### What the exercise asks
Transcribe all of the material exactly. Any picture in it should be left out.

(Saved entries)

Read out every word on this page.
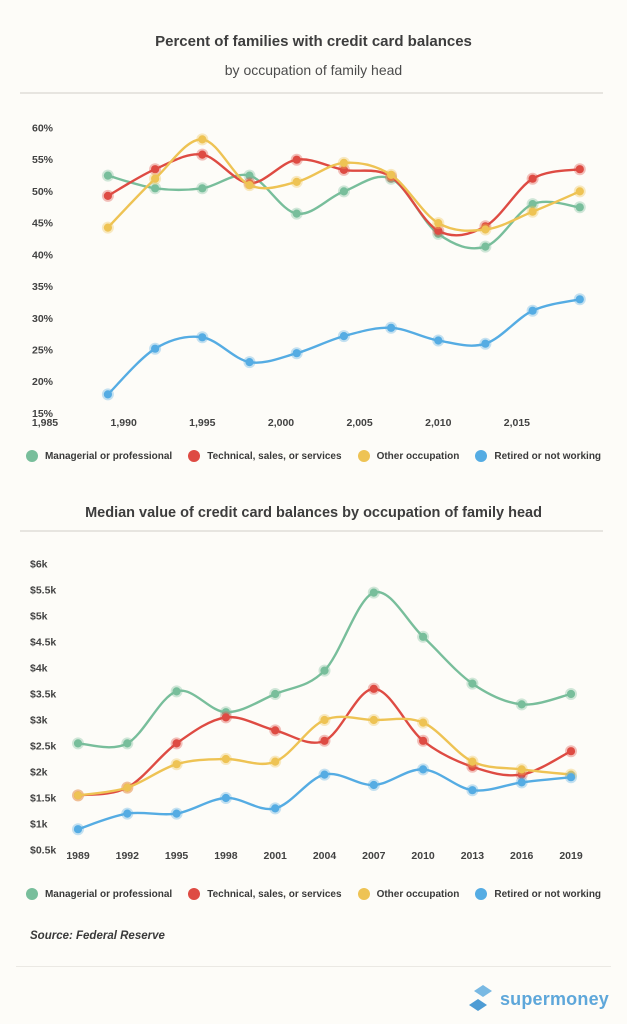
Percent of families with credit card balances
by occupation of family head
60%
55%
50%
45%
40%
35%
30%
25%
20%
15%
1,985	1,990	1,995	2,000	2,005	2,010	2,015
Managerial or professional	Technical, sales, or services	Other occupation	Retired or not working
Median value of credit card balances by occupation of family head
$6k
$5.5k
$5k
$4.5k
$4k
$3.5k
$3k
$2.5k
$2k
$1.5k
$1k
$0.5k 1989 1992 1995 1998 2001 2004 2007 2010 2013 2016 2019
Managerial or professional	Technical, sales, or services	Other occupation	Retired or not working
Source: Federal Reserve
supermoney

### Exercise output
Read out every word on this page.
Percent of families with credit card balances
by occupation of family head
60%
55%
50%
45%
40%
35%
30%
25%
20%
15%
1,985	1,990	1,995	2,000	2,005	2,010	2,015
Managerial or professional	Technical, sales, or services	Other occupation	Retired or not working
Median value of credit card balances by occupation of family head
$6k
$5.5k
$5k
$4.5k
$4k
$3.5k
$3k
$2.5k
$2k
$1.5k
$1k
$0.5k 1989 1992 1995 1998 2001 2004 2007 2010 2013 2016 2019
Managerial or professional	Technical, sales, or services	Other occupation	Retired or not working
Source: Federal Reserve
supermoney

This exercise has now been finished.